* [Source records]
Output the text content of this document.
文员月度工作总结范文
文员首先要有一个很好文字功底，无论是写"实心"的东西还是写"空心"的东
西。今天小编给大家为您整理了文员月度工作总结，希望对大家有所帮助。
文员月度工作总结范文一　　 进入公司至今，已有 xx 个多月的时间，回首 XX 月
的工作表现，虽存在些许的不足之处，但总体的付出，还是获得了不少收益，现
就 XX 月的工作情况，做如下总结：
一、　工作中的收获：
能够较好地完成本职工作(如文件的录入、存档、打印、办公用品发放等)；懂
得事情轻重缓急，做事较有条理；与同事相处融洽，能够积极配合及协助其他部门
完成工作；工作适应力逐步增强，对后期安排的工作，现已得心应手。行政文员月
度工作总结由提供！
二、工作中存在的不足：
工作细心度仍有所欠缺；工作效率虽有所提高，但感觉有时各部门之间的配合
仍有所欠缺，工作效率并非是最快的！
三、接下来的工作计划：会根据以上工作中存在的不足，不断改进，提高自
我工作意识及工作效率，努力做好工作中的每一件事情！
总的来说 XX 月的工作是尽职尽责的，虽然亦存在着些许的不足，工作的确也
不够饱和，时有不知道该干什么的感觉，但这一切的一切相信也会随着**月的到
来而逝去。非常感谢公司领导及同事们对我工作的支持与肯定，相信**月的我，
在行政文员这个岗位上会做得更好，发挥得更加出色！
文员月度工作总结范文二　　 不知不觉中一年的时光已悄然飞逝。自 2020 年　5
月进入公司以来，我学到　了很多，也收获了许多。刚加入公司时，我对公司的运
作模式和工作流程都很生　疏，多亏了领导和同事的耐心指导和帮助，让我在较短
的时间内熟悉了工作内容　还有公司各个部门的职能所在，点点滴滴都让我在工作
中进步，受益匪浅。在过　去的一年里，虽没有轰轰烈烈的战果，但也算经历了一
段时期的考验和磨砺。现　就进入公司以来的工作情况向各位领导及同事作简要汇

* [What is being asked] Set down each entry again, unchanged.

* [Answer to this task]
Output the text content of this document.
文员月度工作总结范文
文员首先要有一个很好文字功底，无论是写"实心"的东西还是写"空心"的东
西。今天小编给大家为您整理了文员月度工作总结，希望对大家有所帮助。
文员月度工作总结范文一　　 进入公司至今，已有 xx 个多月的时间，回首 XX 月
的工作表现，虽存在些许的不足之处，但总体的付出，还是获得了不少收益，现
就 XX 月的工作情况，做如下总结：
一、　工作中的收获：
能够较好地完成本职工作(如文件的录入、存档、打印、办公用品发放等)；懂
得事情轻重缓急，做事较有条理；与同事相处融洽，能够积极配合及协助其他部门
完成工作；工作适应力逐步增强，对后期安排的工作，现已得心应手。行政文员月
度工作总结由提供！
二、工作中存在的不足：
工作细心度仍有所欠缺；工作效率虽有所提高，但感觉有时各部门之间的配合
仍有所欠缺，工作效率并非是最快的！
三、接下来的工作计划：会根据以上工作中存在的不足，不断改进，提高自
我工作意识及工作效率，努力做好工作中的每一件事情！
总的来说 XX 月的工作是尽职尽责的，虽然亦存在着些许的不足，工作的确也
不够饱和，时有不知道该干什么的感觉，但这一切的一切相信也会随着**月的到
来而逝去。非常感谢公司领导及同事们对我工作的支持与肯定，相信**月的我，
在行政文员这个岗位上会做得更好，发挥得更加出色！
文员月度工作总结范文二　　 不知不觉中一年的时光已悄然飞逝。自 2020 年　5
月进入公司以来，我学到　了很多，也收获了许多。刚加入公司时，我对公司的运
作模式和工作流程都很生　疏，多亏了领导和同事的耐心指导和帮助，让我在较短
的时间内熟悉了工作内容　还有公司各个部门的职能所在，点点滴滴都让我在工作
中进步，受益匪浅。在过　去的一年里，虽没有轰轰烈烈的战果，但也算经历了一
段时期的考验和磨砺。现　就进入公司以来的工作情况向各位领导及同事作简要汇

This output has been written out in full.